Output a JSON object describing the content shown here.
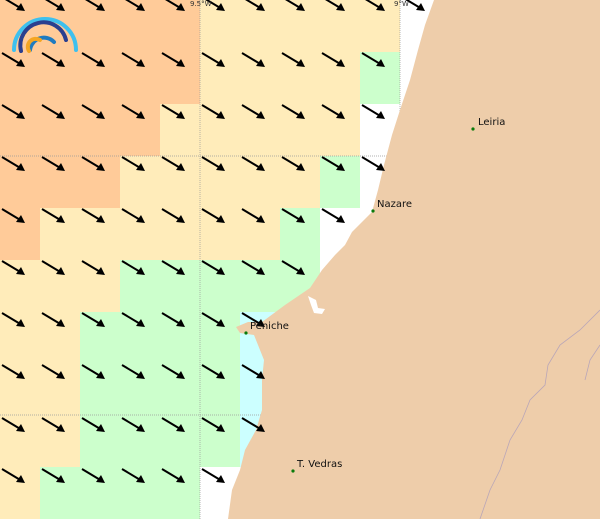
{
  "map": {
    "longitude_labels": [
      "9.5°W",
      "9°W"
    ],
    "cities": [
      {
        "name": "Leiria"
      },
      {
        "name": "Nazare"
      },
      {
        "name": "Peniche"
      },
      {
        "name": "T. Vedras"
      }
    ],
    "colors": {
      "land": "#eecdaa",
      "sea": "#ffffff",
      "orange": "#ffcb99",
      "yellow": "#ffecba",
      "green": "#ccffcc",
      "cyan": "#ccffff",
      "city_dot": "#0a7a0a",
      "arrow": "#000000"
    },
    "grid_legend": "o = orange, y = yellow, g = green, c = cyan, . = uncoloured sea",
    "cells": [
      "oooooyyyyy",
      "oooooyyyyg",
      "ooooyyyyy.",
      "oooyyyyyg.",
      "oyyyyyyg..",
      "yyyggggg..",
      "yyggggc...",
      "yyggggc...",
      "yyggggc...",
      "ygggg....."
    ],
    "wind_direction": "northwest (arrows point southeast)"
  },
  "logo": {
    "name": "weather-service-logo"
  }
}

──────────

| TO BE DONE |
Copy the listing over exactly, skipping the pictures it holds.

| ANSWER FOR THE TASK |
Output a JSON object describing the content shown here.
{
  "map": {
    "longitude_labels": [
      "9.5°W",
      "9°W"
    ],
    "cities": [
      {
        "name": "Leiria"
      },
      {
        "name": "Nazare"
      },
      {
        "name": "Peniche"
      },
      {
        "name": "T. Vedras"
      }
    ],
    "colors": {
      "land": "#eecdaa",
      "sea": "#ffffff",
      "orange": "#ffcb99",
      "yellow": "#ffecba",
      "green": "#ccffcc",
      "cyan": "#ccffff",
      "city_dot": "#0a7a0a",
      "arrow": "#000000"
    },
    "grid_legend": "o = orange, y = yellow, g = green, c = cyan, . = uncoloured sea",
    "cells": [
      "oooooyyyyy",
      "oooooyyyyg",
      "ooooyyyyy.",
      "oooyyyyyg.",
      "oyyyyyyg..",
      "yyyggggg..",
      "yyggggc...",
      "yyggggc...",
      "yyggggc...",
      "ygggg....."
    ],
    "wind_direction": "northwest (arrows point southeast)"
  },
  "logo": {
    "name": "weather-service-logo"
  }
}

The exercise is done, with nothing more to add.